------ Provided text ------

Saturday, June 01, 2024
41.0°F

It's our duty to preserve the 'Blessings of Liberty'

by FRANK MIELE/Daily Inter Lake
| August 15, 2010 12:00 AM

Liberals love to call the U.S. Constitution a “living document” — in other words, one that changes through time in order to keep up with the times.

And at one level, they are certainly right. Because the Constitution can be amended at any time through a difficult but manageable process, it can reflect the changing needs of our people.

Unfortunately, what liberals mean by “change” is that an activist judge can force the rest of us to do whatever he or she wants by dint of judicial fiat. If a judge (or ultimately the Supreme Court) says the Constitution allows the government to force you to buy health insurance, then it’s a done deal, regardless of whether the Constitution says so or not.

Under such a scenario, the Constitution thus becomes a tool for social engineering rather than a protection against government excess, as it was originally intended.

What is missing from this liberal formula of constitutional re-interpretation is an acknowledgment that the Constitution is an “immortal document” as well as a “living” one — and that it enshrines principles that are true not just for one time but for all times.

Its core values cannot be changed without turning it into just a mere “piece of paper” — as at least one recent president is alleged to have called it. But for millions of us, it is plain that politicians have no regard for the Constitution or see it as a way to control the people, rather than a way for the people to control the government.

------ Data block ------

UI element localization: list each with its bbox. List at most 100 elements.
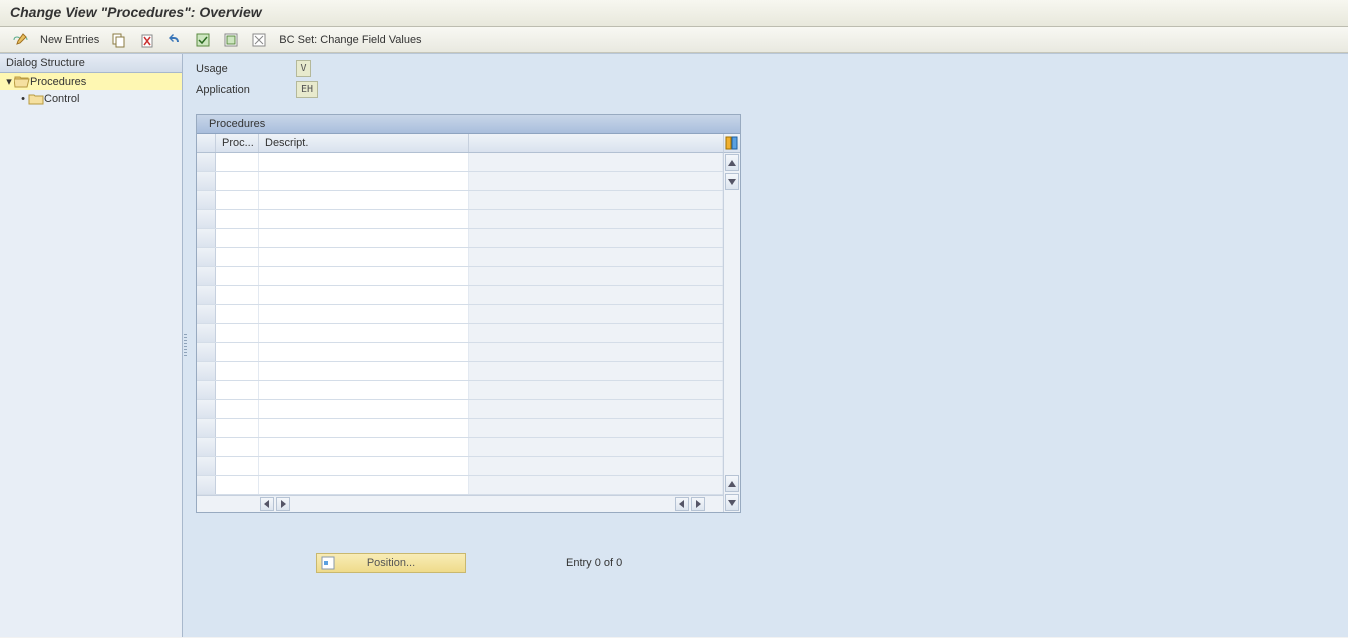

------

• Work to complete:
**a.** Translate this sentence from the column on the Constitution into Spanish: "Under such a scenario, the Constitution thus becomes a tool for social engineering rather than a protection against government excess, as it was originally intended."
**b.** Answer these questions using the column on the Constitution:
(i) What publication date does the column carry?
(ii) What phrase does the column say liberals love to call the U.S. Constitution?
(iii) Besides a "living" one, what kind of document does the column say the Constitution is?
**c.** Please write the next few paragraphs of the column on the Constitution, picking up after its final sentence.
The material above is separate from the column on the Constitution.

• Answers to each task:
**a.** En tal escenario, la Constitución se convierte así en una herramienta de ingeniería social en lugar de una protección contra los excesos del gobierno, como se pretendía originalmente.

**b.**
(i) August 15, 2010
(ii) A "living document"
(iii) An "immortal document"

**c.**
Do we really need to remind ourselves that the Constitution begins with “We the people” and not “We the overseers”? It is “we the people” who wrote and “ordained” the Constitution, and it is we who should hold the power to change it — through the prescribed amendment process, not through subterfuge and politically correct judicial appointments. Nor should we forget the stated purpose of the Constitution — to “secure the Blessings of Liberty to ourselves and our Posterity.”

Notice that it was not just the founders of this country, but all of us — their national posterity — who are guaranteed under the Constitution the “Blessings of Liberty.” This is a clause of the Constitution which is too little spoken of — perhaps because the people’s liberty is a significant inconvenience to the government’s authority.

As the ruling class has more and more isolated to themselves the power to dictate what is and is not an appropriate use of the blessings of liberty, we have seen a corresponding decrease in the actual liberty we enjoy. This is true whether the power is exercised by the Legislature, the Executive or the Judiciary. 

In the past two years, under the increasingly arrogant one-party rule of the Democrats, we have seen the Congress and president not only ignore the Constitution, but do so enthusiastically. Many examples exist of congressmen and senators who have laughed at the Constitution. Most recently Rep. Pete Stark of California intoned at a town-hall meeting that “there are very few constitutional limits that would prevent the federal government from rules that could affect your private life.... The federal government, yes, can do most anything in this country.”

It is just such a matter-of-factly despotic view of government that terrifies millions of Americans today, as without the protection of the Constitution we are no longer citizens but rather subjects, and we may have reached a point where the Constitution offers just about as much protection to “we the people” as an umbrella in a hurricane.

But if the Congress and president have overstepped the bounds of their authority, the only hope for securing the Blessings of Liberty for our own posterity is the judiciary holding back the other two branches of government with a proper restraint.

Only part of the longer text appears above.